◆ Text segment ◆
========

You are viewing a plain text version of this content. The canonical link for it is here.
Posted to dev@giraph.apache.org by "Alessandro Presta (JIRA)" <ji...@apache.org> on 2012/08/17 21:35:38 UTC

[jira] [Created] (GIRAPH-304) Closed channels between workers

Alessandro Presta created GIRAPH-304:
----------------------------------------

             Summary: Closed channels between workers
                 Key: GIRAPH-304
                 URL: https://issues.apache.org/jira/browse/GIRAPH-304
             Project: Giraph
          Issue Type: Bug
            Reporter: Alessandro Presta
            Assignee: Alessandro Presta


With GIRAPH-300 we are able to complete jobs with higher numbers of workers thanks to retrying failed connections. However, we still observe ClosedChannelException with more than a 100 workers.
The patch also introduces a default TCP backlog of 100, so we should probably set this dynamically to equal the number of workers instead.

--
This message is automatically generated by JIRA.
If you think it was sent incorrectly, please contact your JIRA administrators: https://issues.apache.org/jira/secure/ContactAdministrators!default.jspa
For more information on JIRA, see: http://www.atlassian.com/software/jira

        

Re: [jira] [Commented] (GIRAPH-304) Closed channels between workers

Posted by Eli Reisman <in...@gmail.com>.
Its been a few weeks since I could run jobs all the time like I have been
the last few days. We're seeing all sorts of connection errors now as you
guys have been. We are also seeing a point as we scale out to more workers
where Netty just can't handle that many connections at once.  These Netty
improvements you've been working on have us in a transitional stage, I bet
as this levels off and little tweaks/bugfixes occur you will see most of
this go away. In Netty's original "raw form" on Giraph it was smooth
sailing in this department for us. The reliability improvements are
absolutely needed and are really great, I'm sure this down side will vanish
as those improvements settle in. In use here, Netty has proven previously
it can handle the scale orders of magnitude better than Hadoop RPC ever
did. Great work, don't give up!

========

◆ Dataset ◆
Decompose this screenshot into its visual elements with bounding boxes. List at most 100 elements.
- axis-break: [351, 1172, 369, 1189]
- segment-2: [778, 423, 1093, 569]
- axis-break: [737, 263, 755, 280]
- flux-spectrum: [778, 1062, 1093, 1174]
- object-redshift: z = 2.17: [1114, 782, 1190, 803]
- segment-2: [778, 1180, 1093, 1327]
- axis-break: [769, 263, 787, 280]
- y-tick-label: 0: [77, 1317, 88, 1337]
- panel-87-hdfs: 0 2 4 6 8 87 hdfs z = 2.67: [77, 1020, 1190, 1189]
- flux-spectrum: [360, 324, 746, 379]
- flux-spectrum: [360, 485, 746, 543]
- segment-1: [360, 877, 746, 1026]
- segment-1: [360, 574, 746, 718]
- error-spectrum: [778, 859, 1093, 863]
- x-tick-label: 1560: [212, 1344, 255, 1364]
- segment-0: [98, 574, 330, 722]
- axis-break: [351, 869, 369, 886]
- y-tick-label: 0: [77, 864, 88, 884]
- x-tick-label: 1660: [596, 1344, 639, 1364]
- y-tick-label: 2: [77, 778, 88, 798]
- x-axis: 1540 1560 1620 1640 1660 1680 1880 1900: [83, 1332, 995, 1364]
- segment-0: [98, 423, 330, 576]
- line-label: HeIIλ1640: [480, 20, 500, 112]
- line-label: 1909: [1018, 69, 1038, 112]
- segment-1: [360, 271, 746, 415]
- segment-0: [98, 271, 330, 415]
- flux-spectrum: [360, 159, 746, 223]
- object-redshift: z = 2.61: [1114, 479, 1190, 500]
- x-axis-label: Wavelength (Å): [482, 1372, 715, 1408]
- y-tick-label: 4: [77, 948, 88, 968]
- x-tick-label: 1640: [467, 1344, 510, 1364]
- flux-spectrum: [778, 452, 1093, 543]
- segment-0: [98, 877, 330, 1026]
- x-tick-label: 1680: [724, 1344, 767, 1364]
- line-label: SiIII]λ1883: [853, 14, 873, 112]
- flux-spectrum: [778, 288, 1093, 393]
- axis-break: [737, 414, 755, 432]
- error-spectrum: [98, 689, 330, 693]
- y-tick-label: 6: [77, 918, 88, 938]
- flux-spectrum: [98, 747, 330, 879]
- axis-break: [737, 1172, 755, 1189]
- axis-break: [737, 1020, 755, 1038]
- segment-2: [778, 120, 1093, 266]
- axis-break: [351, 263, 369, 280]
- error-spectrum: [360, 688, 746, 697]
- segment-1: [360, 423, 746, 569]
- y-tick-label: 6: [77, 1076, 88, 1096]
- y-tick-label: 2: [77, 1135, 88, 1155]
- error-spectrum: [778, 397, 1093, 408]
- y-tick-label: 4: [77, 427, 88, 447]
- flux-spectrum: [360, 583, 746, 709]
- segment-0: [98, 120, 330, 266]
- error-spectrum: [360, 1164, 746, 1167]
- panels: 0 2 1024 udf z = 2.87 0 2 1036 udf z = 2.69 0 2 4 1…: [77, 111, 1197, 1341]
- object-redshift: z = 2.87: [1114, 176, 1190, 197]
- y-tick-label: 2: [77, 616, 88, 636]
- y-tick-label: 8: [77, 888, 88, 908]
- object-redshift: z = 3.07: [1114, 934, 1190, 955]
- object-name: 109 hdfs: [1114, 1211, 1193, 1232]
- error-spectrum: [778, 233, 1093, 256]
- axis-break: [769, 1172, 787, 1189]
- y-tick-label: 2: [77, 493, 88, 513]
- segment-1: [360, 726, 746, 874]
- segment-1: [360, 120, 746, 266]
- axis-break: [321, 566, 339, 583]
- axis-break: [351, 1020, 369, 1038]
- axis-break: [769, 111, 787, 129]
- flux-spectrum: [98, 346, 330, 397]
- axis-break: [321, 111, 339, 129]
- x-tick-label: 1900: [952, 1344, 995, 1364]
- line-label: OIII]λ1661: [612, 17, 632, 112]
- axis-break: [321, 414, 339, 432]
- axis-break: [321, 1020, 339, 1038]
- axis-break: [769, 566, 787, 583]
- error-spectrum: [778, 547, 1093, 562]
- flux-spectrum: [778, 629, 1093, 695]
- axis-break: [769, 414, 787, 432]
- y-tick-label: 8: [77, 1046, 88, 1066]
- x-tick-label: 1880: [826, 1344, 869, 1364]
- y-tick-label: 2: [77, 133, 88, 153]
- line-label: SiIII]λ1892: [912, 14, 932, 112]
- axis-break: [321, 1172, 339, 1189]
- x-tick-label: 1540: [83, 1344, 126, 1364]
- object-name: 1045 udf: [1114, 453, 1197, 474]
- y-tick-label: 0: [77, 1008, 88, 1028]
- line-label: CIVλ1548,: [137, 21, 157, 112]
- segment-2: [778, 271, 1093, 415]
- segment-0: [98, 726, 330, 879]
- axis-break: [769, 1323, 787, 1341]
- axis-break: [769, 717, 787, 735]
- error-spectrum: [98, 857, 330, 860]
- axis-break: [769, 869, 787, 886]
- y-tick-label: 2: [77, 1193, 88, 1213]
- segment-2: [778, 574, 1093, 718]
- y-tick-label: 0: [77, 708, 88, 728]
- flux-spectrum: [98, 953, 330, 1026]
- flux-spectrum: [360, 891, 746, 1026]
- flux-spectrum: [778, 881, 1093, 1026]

========

◆ Work to complete ◆
1. Reproduce the GIRAPH-304 thread verbatim, everything from "Summary: Closed channels" down to "generated by JIRA.".
2. Using the GIRAPH-304 thread, answer each question:
(a) What default TCP backlog does the patch introduce?
(b) Which issue made it possible to complete jobs with more workers by retrying failed connections?
(c) What issue type is GIRAPH-304 filed as?
The lines stand apart from the GIRAPH-304 thread and are independent material.

◆ Full answers ◆
1.
Summary: Closed channels between workers
                 Key: GIRAPH-304
                 URL: https://issues.apache.org/jira/browse/GIRAPH-304
             Project: Giraph
          Issue Type: Bug
            Reporter: Alessandro Presta
            Assignee: Alessandro Presta


With GIRAPH-300 we are able to complete jobs with higher numbers of workers thanks to retrying failed connections. However, we still observe ClosedChannelException with more than a 100 workers.
The patch also introduces a default TCP backlog of 100, so we should probably set this dynamically to equal the number of workers instead.

--
This message is automatically generated by JIRA.

2.
(a) 100
(b) GIRAPH-300
(c) Bug